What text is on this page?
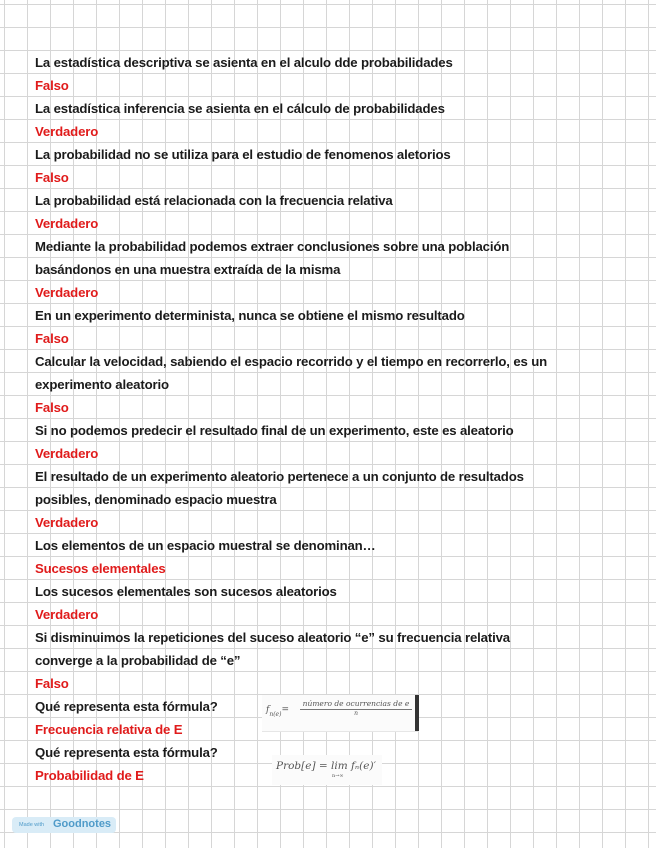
La estadística descriptiva se asienta en el alculo dde probabilidades
Falso
La estadística inferencia se asienta en el cálculo de probabilidades
Verdadero
La probabilidad no se utiliza para el estudio de fenomenos aletorios
Falso
La probabilidad está relacionada con la frecuencia relativa
Verdadero
Mediante la probabilidad podemos extraer conclusiones sobre una población
basándonos en una muestra extraída de la misma
Verdadero
En un experimento determinista, nunca se obtiene el mismo resultado
Falso
Calcular la velocidad, sabiendo el espacio recorrido y el tiempo en recorrerlo, es un
experimento aleatorio
Falso
Si no podemos predecir el resultado final de un experimento, este es aleatorio
Verdadero
El resultado de un experimento aleatorio pertenece a un conjunto de resultados
posibles, denominado espacio muestra
Verdadero
Los elementos de un espacio muestral se denominan…
Sucesos elementales
Los sucesos elementales son sucesos aleatorios
Verdadero
Si disminuimos la repeticiones del suceso aleatorio “e” su frecuencia relativa
converge a la probabilidad de “e”
Falso
Qué representa esta fórmula?
Frecuencia relativa de E
Qué representa esta fórmula?
Probabilidad de E
$f_{n(e)}=$
número de ocurrencias de e
n
Prob[e] = lim fₙ(e)′
n→∞
Made with Goodnotes
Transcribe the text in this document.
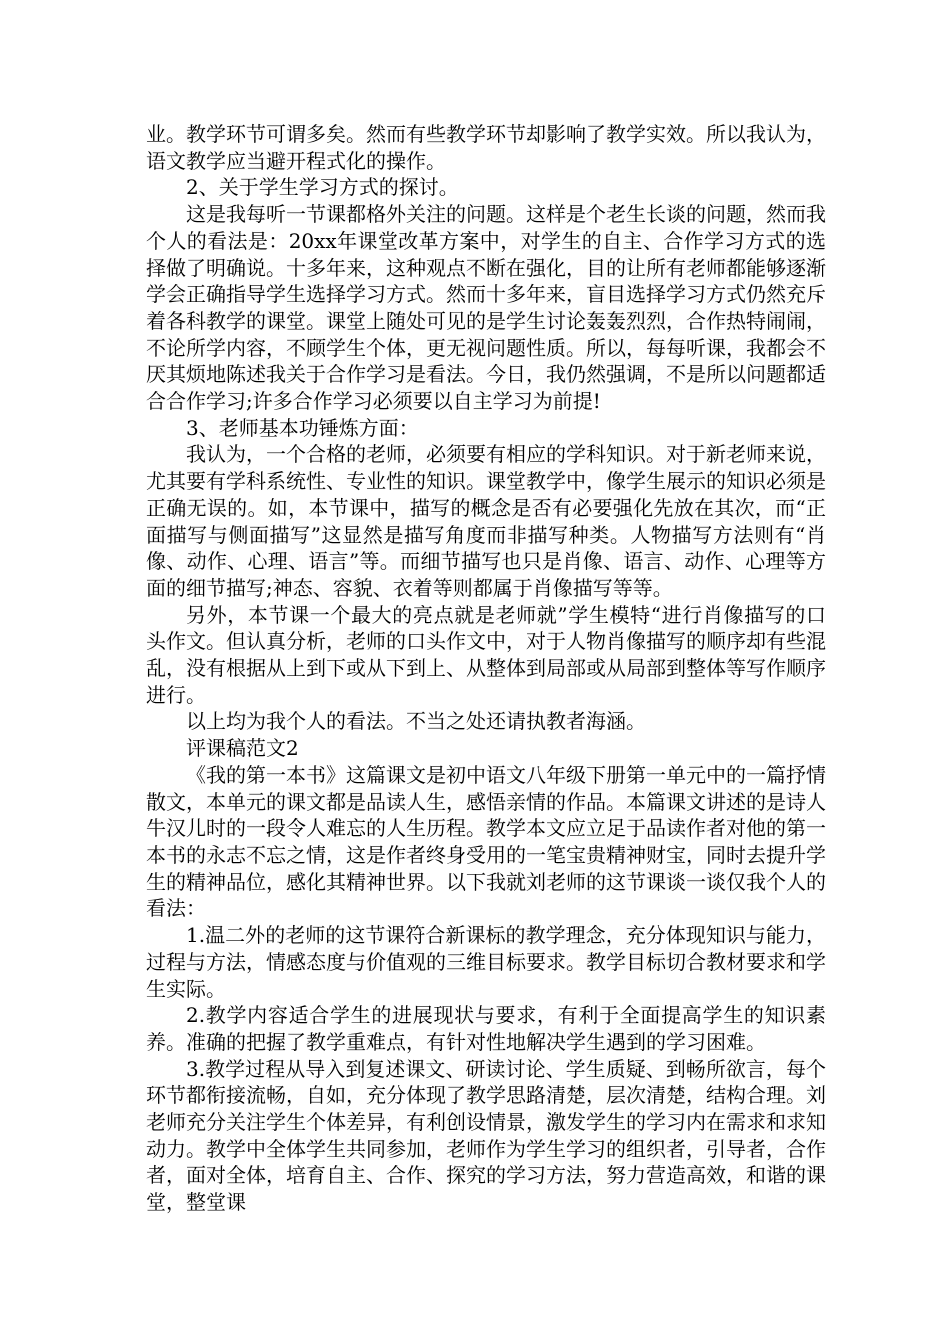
业。教学环节可谓多矣。然而有些教学环节却影响了教学实效。所以我认为，语文教学应当避开程式化的操作。

2、关于学生学习方式的探讨。

这是我每听一节课都格外关注的问题。这样是个老生长谈的问题，然而我个人的看法是：20xx年课堂改革方案中，对学生的自主、合作学习方式的选择做了明确说。十多年来，这种观点不断在强化，目的让所有老师都能够逐渐学会正确指导学生选择学习方式。然而十多年来，盲目选择学习方式仍然充斥着各科教学的课堂。课堂上随处可见的是学生讨论轰轰烈烈，合作热特闹闹，不论所学内容，不顾学生个体，更无视问题性质。所以，每每听课，我都会不厌其烦地陈述我关于合作学习是看法。今日，我仍然强调，不是所以问题都适合合作学习;许多合作学习必须要以自主学习为前提!

3、老师基本功锤炼方面：

我认为，一个合格的老师，必须要有相应的学科知识。对于新老师来说，尤其要有学科系统性、专业性的知识。课堂教学中，像学生展示的知识必须是正确无误的。如，本节课中，描写的概念是否有必要强化先放在其次，而“正面描写与侧面描写”这显然是描写角度而非描写种类。人物描写方法则有“肖像、动作、心理、语言”等。而细节描写也只是肖像、语言、动作、心理等方面的细节描写;神态、容貌、衣着等则都属于肖像描写等等。

另外，本节课一个最大的亮点就是老师就”学生模特“进行肖像描写的口头作文。但认真分析，老师的口头作文中，对于人物肖像描写的顺序却有些混乱，没有根据从上到下或从下到上、从整体到局部或从局部到整体等写作顺序进行。

以上均为我个人的看法。不当之处还请执教者海涵。

评课稿范文2

《我的第一本书》这篇课文是初中语文八年级下册第一单元中的一篇抒情散文，本单元的课文都是品读人生，感悟亲情的作品。本篇课文讲述的是诗人牛汉儿时的一段令人难忘的人生历程。教学本文应立足于品读作者对他的第一本书的永志不忘之情，这是作者终身受用的一笔宝贵精神财宝，同时去提升学生的精神品位，感化其精神世界。以下我就刘老师的这节课谈一谈仅我个人的看法：

1.温二外的老师的这节课符合新课标的教学理念，充分体现知识与能力，过程与方法，情感态度与价值观的三维目标要求。教学目标切合教材要求和学生实际。

2.教学内容适合学生的进展现状与要求，有利于全面提高学生的知识素养。准确的把握了教学重难点，有针对性地解决学生遇到的学习困难。

3.教学过程从导入到复述课文、研读讨论、学生质疑、到畅所欲言，每个环节都衔接流畅，自如，充分体现了教学思路清楚，层次清楚，结构合理。刘老师充分关注学生个体差异，有利创设情景，激发学生的学习内在需求和求知动力。教学中全体学生共同参加，老师作为学生学习的组织者，引导者，合作者，面对全体，培育自主、合作、探究的学习方法，努力营造高效，和谐的课堂，整堂课
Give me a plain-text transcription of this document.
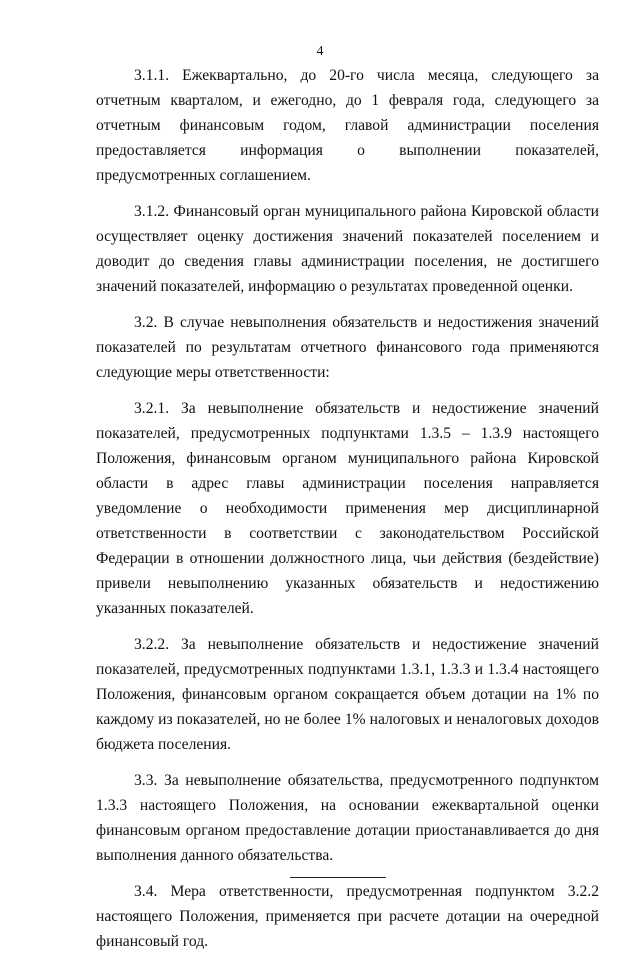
4

3.1.1. Ежеквартально, до 20-го числа месяца, следующего за отчетным кварталом, и ежегодно, до 1 февраля года, следующего за отчетным финансовым годом, главой администрации поселения предоставляется информация о выполнении показателей, предусмотренных соглашением.

3.1.2. Финансовый орган муниципального района Кировской области осуществляет оценку достижения значений показателей поселением и доводит до сведения главы администрации поселения, не достигшего значений показателей, информацию о результатах проведенной оценки.

3.2. В случае невыполнения обязательств и недостижения значений показателей по результатам отчетного финансового года применяются следующие меры ответственности:

3.2.1. За невыполнение обязательств и недостижение значений показателей, предусмотренных подпунктами 1.3.5 – 1.3.9 настоящего Положения, финансовым органом муниципального района Кировской области в адрес главы администрации поселения направляется уведомление о необходимости применения мер дисциплинарной ответственности в соответствии с законодательством Российской Федерации в отношении должностного лица, чьи действия (бездействие) привели невыполнению указанных обязательств и недостижению указанных показателей.

3.2.2. За невыполнение обязательств и недостижение значений показателей, предусмотренных подпунктами 1.3.1, 1.3.3 и 1.3.4 настоящего Положения, финансовым органом сокращается объем дотации на 1% по каждому из показателей, но не более 1% налоговых и неналоговых доходов бюджета поселения.

3.3. За невыполнение обязательства, предусмотренного подпунктом 1.3.3 настоящего Положения, на основании ежеквартальной оценки финансовым органом предоставление дотации приостанавливается до дня выполнения данного обязательства.

3.4. Мера ответственности, предусмотренная подпунктом 3.2.2 настоящего Положения, применяется при расчете дотации на очередной финансовый год.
————
Find the lines containing "elementales" and pull them out.

§ **TASK SOLUTION**
Sucesos elementales
Los sucesos elementales son sucesos aleatorios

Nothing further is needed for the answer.